═══ RECORDS TO PROCESS ═══

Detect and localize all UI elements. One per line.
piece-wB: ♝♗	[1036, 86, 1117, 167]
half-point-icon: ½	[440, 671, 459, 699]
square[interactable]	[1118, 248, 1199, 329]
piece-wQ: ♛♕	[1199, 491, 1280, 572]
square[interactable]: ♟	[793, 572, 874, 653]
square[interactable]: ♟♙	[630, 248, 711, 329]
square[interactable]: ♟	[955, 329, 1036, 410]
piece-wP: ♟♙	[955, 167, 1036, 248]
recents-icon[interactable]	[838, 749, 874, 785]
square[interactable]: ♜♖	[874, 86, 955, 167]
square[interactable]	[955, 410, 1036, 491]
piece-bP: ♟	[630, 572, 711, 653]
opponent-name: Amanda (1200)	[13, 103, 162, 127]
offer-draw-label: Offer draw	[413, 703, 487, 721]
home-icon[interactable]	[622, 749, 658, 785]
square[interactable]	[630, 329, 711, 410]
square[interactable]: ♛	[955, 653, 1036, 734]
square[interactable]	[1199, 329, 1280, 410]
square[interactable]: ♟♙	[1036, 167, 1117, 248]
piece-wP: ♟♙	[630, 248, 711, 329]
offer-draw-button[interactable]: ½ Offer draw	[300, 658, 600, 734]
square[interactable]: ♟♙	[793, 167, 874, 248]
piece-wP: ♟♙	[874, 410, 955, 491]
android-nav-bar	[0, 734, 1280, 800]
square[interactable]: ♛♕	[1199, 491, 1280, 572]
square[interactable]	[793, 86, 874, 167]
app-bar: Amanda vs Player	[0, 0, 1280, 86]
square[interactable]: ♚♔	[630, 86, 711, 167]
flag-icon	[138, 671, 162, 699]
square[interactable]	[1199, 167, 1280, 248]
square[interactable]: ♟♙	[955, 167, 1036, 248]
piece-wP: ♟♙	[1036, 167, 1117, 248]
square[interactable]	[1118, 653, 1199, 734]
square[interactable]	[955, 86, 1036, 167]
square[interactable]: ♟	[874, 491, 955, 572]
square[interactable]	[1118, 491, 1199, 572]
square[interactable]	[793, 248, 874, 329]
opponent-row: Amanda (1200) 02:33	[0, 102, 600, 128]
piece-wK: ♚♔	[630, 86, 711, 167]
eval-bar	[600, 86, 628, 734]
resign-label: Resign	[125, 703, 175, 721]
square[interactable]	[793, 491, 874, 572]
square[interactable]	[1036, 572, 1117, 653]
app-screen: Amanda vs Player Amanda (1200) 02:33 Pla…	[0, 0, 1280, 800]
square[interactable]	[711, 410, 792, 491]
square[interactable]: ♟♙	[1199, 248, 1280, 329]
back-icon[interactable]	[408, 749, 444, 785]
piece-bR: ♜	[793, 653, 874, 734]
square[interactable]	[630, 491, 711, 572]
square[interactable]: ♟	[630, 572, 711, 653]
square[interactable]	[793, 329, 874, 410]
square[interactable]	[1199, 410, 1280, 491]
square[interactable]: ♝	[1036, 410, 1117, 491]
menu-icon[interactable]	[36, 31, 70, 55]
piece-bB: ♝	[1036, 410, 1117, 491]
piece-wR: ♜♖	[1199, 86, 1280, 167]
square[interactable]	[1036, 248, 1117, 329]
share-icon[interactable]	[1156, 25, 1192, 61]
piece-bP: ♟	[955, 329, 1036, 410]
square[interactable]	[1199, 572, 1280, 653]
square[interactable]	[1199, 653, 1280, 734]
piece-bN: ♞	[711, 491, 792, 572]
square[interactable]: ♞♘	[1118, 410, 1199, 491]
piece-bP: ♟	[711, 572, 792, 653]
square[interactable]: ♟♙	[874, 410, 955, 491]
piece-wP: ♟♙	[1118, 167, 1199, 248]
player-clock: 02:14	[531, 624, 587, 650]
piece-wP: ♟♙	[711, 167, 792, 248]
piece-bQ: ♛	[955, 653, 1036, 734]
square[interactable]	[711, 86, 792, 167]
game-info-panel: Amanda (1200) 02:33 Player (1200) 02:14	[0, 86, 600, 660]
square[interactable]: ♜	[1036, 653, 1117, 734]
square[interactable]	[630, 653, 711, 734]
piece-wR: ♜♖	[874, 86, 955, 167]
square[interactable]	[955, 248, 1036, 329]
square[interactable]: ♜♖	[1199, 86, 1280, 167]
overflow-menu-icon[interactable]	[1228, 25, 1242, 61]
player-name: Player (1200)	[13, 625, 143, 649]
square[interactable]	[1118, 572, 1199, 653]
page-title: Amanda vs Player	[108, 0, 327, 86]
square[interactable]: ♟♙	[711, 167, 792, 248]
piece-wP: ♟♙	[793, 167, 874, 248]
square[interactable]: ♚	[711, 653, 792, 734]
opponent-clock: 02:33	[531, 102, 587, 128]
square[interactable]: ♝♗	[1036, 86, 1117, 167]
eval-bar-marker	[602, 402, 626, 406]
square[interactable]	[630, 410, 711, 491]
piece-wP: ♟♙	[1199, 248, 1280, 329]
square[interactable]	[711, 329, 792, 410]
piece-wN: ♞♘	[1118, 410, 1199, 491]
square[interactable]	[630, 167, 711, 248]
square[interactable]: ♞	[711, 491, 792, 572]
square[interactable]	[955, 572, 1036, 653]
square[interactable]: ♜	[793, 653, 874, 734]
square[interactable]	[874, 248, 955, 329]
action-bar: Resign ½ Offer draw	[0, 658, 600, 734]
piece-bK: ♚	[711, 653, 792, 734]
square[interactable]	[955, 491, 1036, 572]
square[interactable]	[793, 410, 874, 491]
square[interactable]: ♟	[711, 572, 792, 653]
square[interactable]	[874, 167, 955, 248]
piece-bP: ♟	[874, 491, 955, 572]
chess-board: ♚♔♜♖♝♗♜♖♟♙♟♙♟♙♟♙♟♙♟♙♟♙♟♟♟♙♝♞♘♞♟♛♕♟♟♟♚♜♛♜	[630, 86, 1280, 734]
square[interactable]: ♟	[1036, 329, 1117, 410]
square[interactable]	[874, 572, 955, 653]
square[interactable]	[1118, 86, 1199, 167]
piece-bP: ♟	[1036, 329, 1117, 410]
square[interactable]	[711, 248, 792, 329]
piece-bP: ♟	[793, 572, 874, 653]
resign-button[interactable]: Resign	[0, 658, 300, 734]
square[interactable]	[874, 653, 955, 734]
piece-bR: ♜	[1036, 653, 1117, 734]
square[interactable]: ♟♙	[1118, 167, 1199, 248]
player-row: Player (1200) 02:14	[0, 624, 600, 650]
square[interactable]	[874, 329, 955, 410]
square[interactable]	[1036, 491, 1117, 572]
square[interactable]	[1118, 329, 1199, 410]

═══
═══ RECORDS TO PROCESS ═══

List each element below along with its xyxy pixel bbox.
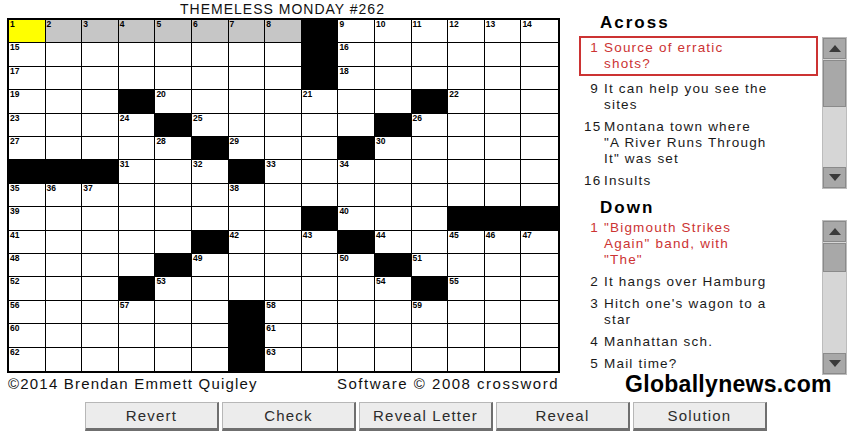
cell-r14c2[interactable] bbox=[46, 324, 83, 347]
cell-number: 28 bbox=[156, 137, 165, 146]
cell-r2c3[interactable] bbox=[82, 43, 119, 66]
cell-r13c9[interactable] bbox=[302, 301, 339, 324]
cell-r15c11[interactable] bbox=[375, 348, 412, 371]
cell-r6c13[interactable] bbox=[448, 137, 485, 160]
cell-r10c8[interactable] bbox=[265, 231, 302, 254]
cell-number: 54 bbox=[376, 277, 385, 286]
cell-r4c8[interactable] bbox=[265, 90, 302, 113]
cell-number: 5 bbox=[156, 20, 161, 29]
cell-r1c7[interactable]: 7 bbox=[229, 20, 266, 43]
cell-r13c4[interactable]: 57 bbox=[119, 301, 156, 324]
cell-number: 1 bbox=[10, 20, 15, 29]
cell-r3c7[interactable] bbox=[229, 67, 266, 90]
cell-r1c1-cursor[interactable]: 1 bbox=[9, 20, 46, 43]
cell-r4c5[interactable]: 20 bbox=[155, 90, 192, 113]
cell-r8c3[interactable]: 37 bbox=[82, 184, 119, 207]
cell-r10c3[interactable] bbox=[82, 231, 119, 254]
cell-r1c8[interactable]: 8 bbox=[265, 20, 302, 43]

═══

Show every line of the material above that contains the string "label", copying each line in full. Matches must have the same case.

» **CORRECT RESULT**:
offer-draw-label: Offer draw	[413, 703, 487, 721]
resign-label: Resign	[125, 703, 175, 721]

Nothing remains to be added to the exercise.